**WHAT YOU WILL DO:**
From the line containing "Type out the text in this image." to the very last line, repeat everything exactly and add nothing else. Skip the pictures.

####

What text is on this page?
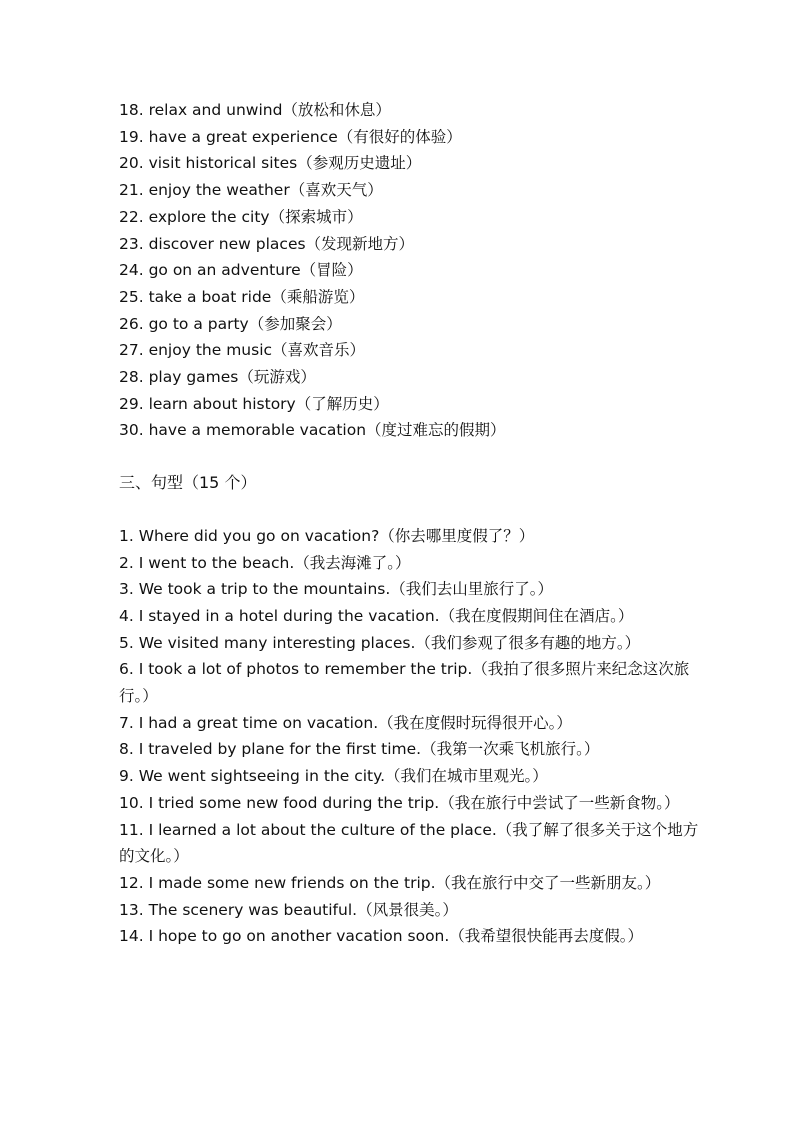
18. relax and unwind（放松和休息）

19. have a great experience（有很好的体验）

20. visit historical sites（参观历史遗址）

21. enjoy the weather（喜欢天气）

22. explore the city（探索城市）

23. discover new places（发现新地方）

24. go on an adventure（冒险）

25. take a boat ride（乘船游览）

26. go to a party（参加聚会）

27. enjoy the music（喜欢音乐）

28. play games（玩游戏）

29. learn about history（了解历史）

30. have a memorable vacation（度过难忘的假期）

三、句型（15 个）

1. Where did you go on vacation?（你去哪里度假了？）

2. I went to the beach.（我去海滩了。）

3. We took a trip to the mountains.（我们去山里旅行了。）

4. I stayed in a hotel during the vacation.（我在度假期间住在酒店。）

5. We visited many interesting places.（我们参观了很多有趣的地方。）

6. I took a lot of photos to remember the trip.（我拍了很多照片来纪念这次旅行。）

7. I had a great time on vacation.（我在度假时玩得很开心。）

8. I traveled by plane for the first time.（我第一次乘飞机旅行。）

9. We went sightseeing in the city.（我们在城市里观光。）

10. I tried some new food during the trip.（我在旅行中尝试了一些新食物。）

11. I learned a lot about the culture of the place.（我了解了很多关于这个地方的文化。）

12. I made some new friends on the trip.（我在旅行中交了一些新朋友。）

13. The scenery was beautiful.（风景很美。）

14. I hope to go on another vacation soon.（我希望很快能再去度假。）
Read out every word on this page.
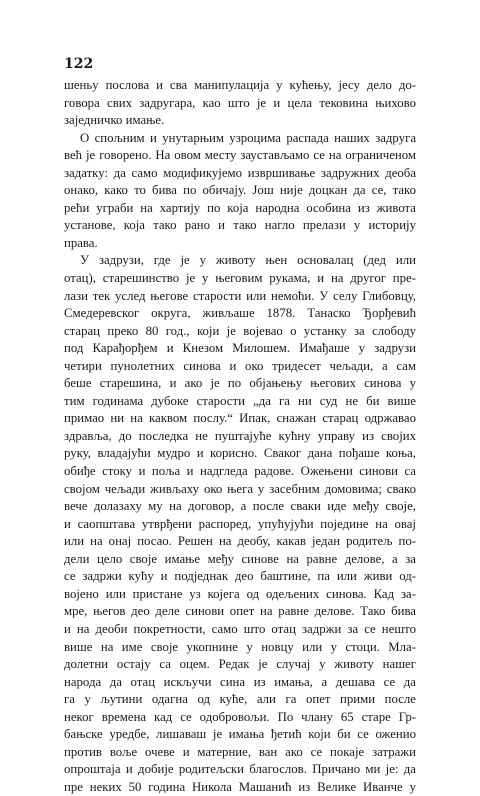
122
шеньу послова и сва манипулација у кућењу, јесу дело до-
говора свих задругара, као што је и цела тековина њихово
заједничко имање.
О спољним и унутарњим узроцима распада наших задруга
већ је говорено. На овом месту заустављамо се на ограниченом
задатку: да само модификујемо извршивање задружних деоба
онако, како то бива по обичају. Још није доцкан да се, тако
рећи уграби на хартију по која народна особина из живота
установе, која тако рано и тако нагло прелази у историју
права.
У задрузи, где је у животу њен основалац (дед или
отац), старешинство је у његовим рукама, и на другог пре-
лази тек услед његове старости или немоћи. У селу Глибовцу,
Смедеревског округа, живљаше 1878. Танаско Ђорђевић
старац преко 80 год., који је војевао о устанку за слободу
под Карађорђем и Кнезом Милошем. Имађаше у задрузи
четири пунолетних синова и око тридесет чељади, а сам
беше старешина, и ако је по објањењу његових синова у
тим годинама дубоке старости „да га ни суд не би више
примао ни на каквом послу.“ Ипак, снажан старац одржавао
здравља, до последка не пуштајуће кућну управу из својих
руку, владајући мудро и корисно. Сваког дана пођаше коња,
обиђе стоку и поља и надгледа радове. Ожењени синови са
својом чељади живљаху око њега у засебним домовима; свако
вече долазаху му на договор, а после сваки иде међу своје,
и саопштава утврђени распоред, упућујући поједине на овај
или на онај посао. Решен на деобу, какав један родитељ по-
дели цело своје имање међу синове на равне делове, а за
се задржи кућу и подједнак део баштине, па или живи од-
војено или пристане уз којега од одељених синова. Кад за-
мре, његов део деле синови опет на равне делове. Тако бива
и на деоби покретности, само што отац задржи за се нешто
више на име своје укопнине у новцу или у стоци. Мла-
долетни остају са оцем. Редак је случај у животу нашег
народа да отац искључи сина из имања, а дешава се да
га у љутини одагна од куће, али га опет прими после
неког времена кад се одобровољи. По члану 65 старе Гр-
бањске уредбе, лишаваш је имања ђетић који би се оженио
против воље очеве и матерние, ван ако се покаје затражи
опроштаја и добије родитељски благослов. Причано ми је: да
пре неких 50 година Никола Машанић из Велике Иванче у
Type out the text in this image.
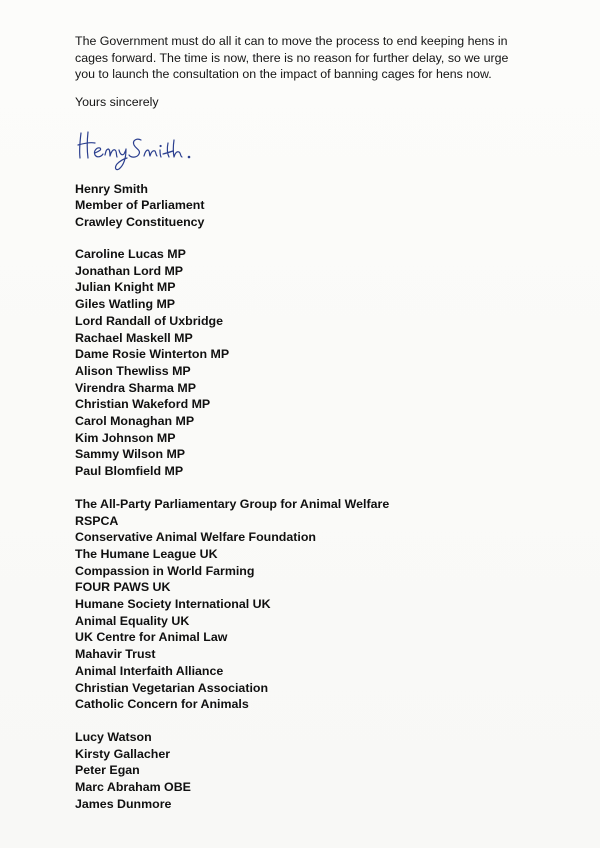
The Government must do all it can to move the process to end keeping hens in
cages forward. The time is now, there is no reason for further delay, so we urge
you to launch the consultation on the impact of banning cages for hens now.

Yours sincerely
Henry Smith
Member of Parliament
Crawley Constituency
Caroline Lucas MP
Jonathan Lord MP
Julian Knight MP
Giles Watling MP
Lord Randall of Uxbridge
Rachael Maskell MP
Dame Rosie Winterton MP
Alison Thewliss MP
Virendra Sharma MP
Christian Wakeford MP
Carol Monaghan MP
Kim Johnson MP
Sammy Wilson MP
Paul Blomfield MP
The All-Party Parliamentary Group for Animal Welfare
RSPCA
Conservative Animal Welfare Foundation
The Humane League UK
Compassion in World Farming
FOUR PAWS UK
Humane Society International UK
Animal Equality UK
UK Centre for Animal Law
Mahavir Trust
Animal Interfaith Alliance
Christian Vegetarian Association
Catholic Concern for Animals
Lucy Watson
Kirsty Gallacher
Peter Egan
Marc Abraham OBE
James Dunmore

####

**FINISHED TASK:**
Type out the text in this image.
The Government must do all it can to move the process to end keeping hens in
cages forward. The time is now, there is no reason for further delay, so we urge
you to launch the consultation on the impact of banning cages for hens now.

Yours sincerely
Henry Smith
Member of Parliament
Crawley Constituency
Caroline Lucas MP
Jonathan Lord MP
Julian Knight MP
Giles Watling MP
Lord Randall of Uxbridge
Rachael Maskell MP
Dame Rosie Winterton MP
Alison Thewliss MP
Virendra Sharma MP
Christian Wakeford MP
Carol Monaghan MP
Kim Johnson MP
Sammy Wilson MP
Paul Blomfield MP
The All-Party Parliamentary Group for Animal Welfare
RSPCA
Conservative Animal Welfare Foundation
The Humane League UK
Compassion in World Farming
FOUR PAWS UK
Humane Society International UK
Animal Equality UK
UK Centre for Animal Law
Mahavir Trust
Animal Interfaith Alliance
Christian Vegetarian Association
Catholic Concern for Animals
Lucy Watson
Kirsty Gallacher
Peter Egan
Marc Abraham OBE
James Dunmore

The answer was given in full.